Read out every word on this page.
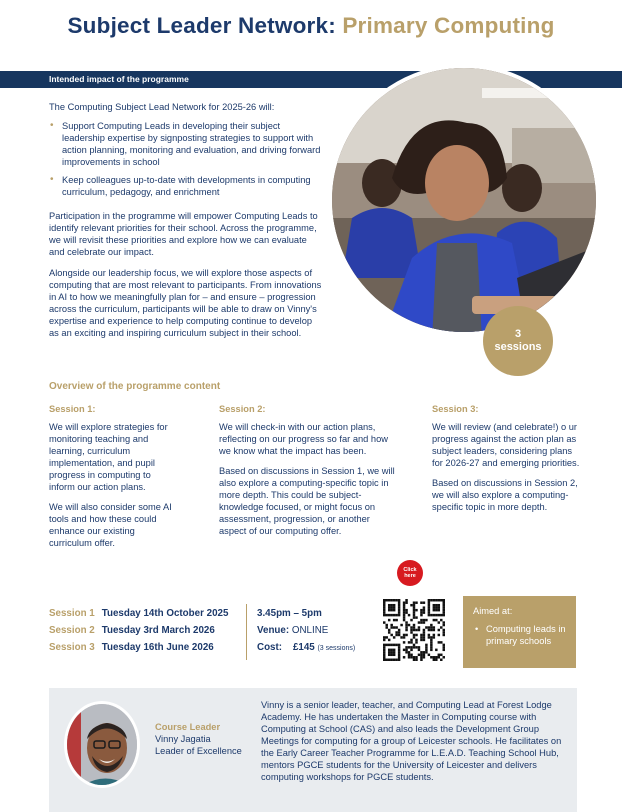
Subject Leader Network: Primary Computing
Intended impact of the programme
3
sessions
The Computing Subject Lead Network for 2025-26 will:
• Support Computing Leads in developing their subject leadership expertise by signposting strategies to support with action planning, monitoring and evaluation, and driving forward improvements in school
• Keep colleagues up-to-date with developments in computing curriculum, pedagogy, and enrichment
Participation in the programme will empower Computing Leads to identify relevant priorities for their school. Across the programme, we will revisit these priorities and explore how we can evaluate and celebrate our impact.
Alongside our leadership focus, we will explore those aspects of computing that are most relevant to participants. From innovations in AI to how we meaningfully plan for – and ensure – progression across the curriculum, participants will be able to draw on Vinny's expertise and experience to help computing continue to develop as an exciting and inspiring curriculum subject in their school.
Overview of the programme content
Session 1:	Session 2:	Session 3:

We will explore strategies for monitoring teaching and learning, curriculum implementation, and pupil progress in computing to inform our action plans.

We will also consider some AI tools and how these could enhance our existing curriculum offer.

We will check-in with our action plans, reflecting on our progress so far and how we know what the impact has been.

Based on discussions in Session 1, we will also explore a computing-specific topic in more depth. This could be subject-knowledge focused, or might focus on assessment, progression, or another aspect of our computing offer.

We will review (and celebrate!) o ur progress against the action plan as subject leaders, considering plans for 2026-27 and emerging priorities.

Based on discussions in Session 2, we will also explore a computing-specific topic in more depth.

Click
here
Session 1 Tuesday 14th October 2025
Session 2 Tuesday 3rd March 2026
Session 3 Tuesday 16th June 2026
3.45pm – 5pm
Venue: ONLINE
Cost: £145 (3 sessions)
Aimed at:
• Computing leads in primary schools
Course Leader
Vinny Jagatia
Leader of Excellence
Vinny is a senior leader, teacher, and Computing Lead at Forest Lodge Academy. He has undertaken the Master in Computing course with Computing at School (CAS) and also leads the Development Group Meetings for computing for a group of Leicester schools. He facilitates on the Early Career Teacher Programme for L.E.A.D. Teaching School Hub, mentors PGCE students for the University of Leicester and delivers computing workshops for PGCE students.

▸ **Aim**: Across the records, count the lines holding the string "expertise". Give the number and stop.

▸ **Output for this exercise**: 2